*Extracted material*

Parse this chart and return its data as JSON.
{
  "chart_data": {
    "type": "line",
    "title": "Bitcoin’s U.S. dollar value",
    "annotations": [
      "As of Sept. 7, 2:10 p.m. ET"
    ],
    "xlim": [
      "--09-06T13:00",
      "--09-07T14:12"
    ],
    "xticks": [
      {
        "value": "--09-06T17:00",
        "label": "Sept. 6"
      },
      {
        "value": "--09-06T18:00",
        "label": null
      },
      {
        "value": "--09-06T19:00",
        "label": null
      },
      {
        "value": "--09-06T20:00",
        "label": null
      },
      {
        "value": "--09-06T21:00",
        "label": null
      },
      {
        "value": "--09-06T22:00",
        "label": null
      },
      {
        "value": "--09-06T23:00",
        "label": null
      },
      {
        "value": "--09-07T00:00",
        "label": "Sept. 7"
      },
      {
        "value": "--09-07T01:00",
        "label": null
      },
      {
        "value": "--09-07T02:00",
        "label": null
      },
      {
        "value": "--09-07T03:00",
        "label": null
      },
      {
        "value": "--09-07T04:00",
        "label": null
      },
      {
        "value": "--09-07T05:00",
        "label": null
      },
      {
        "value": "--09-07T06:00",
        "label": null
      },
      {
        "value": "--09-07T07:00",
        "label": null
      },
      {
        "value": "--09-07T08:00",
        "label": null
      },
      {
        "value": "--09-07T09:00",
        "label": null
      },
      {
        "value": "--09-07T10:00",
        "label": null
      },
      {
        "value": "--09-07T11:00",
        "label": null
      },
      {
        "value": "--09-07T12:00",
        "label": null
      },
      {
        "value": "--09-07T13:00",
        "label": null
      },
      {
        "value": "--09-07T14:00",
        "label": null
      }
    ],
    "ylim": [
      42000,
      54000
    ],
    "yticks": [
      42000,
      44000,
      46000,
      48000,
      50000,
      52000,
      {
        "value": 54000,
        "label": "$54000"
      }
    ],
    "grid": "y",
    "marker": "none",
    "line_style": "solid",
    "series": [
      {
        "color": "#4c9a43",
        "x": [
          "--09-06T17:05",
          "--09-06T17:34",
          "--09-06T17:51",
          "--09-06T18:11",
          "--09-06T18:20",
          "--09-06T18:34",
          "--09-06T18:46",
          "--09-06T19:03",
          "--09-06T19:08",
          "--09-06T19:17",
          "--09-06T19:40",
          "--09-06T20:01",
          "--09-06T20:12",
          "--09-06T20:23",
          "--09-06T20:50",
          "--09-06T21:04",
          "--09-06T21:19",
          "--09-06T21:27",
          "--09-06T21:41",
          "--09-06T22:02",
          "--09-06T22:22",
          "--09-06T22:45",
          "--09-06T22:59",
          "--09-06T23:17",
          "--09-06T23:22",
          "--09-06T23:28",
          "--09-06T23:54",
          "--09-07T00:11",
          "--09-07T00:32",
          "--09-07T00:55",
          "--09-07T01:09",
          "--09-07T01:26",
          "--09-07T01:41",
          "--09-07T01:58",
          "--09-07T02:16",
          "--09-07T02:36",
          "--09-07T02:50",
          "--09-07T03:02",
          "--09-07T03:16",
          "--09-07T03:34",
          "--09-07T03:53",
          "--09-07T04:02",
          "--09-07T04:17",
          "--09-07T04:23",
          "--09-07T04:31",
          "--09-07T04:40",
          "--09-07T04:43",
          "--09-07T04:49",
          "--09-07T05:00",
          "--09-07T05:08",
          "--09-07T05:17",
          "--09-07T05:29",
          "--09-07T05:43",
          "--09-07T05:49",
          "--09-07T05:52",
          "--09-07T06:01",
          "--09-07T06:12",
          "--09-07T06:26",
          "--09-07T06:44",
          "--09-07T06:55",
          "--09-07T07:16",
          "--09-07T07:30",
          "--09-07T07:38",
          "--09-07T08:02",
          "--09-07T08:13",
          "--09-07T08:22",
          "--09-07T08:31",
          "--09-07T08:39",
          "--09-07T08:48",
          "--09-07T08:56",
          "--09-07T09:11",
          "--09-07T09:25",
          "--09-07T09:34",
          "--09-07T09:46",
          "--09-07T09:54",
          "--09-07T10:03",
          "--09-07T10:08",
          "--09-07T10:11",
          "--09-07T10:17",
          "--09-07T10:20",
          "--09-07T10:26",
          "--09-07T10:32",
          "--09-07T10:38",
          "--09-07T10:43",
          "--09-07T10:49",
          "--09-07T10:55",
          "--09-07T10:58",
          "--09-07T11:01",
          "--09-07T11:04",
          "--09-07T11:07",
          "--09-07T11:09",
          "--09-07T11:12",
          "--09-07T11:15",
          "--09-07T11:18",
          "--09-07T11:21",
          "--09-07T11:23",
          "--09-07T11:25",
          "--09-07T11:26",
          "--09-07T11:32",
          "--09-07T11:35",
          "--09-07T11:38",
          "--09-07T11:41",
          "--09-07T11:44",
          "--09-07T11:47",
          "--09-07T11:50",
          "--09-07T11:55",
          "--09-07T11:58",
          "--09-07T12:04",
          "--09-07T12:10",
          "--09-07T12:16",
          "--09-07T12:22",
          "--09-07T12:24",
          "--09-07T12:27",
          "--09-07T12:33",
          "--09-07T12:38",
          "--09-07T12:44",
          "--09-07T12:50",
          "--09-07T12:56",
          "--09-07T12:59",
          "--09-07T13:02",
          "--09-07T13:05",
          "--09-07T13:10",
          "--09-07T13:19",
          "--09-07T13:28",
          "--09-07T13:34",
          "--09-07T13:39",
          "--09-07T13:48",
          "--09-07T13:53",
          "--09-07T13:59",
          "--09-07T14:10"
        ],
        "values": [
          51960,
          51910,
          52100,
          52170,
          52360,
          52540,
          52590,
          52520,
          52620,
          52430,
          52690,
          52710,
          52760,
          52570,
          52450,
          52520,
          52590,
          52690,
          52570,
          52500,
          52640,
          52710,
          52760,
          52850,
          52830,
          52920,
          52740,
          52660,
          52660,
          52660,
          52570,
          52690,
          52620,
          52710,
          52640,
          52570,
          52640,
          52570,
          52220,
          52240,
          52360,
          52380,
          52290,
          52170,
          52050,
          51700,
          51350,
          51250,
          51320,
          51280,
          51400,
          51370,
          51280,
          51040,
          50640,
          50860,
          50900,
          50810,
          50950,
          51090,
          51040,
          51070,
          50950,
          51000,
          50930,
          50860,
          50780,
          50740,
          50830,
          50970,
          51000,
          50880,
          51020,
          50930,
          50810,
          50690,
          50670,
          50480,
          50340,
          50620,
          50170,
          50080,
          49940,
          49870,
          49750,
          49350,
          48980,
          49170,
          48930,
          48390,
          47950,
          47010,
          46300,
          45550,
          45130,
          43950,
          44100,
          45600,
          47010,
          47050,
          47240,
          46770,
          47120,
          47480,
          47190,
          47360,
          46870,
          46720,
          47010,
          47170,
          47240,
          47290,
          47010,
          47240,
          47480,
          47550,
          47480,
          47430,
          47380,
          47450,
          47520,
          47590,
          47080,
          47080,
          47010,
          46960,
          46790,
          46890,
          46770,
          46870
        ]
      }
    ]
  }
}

*Exercise brief*
Filter the entries down to the lines with the word "Sept" in them.

*Final result*
      "As of Sept. 7, 2:10 p.m. ET"
        "label": "Sept. 6"
        "label": "Sept. 7"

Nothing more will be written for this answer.